━━━ Extracted information
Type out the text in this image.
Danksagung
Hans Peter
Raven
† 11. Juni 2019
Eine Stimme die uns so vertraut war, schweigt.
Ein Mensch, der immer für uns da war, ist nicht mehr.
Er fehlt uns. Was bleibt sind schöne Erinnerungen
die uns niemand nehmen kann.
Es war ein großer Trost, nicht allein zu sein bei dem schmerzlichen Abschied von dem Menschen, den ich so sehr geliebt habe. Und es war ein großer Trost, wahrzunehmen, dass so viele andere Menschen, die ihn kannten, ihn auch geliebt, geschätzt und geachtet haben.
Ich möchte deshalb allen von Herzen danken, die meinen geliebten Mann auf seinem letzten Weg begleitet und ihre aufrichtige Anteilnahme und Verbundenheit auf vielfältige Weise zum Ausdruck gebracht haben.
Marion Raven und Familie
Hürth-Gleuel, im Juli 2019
━━━━━━
* What this task involves *
Print all the data exactly.

* Output for this task *
Type out the text in this image.
Danksagung
Hans Peter
Raven
† 11. Juni 2019
Eine Stimme die uns so vertraut war, schweigt.
Ein Mensch, der immer für uns da war, ist nicht mehr.
Er fehlt uns. Was bleibt sind schöne Erinnerungen
die uns niemand nehmen kann.
Es war ein großer Trost, nicht allein zu sein bei dem schmerzlichen Abschied von dem Menschen, den ich so sehr geliebt habe. Und es war ein großer Trost, wahrzunehmen, dass so viele andere Menschen, die ihn kannten, ihn auch geliebt, geschätzt und geachtet haben.
Ich möchte deshalb allen von Herzen danken, die meinen geliebten Mann auf seinem letzten Weg begleitet und ihre aufrichtige Anteilnahme und Verbundenheit auf vielfältige Weise zum Ausdruck gebracht haben.
Marion Raven und Familie
Hürth-Gleuel, im Juli 2019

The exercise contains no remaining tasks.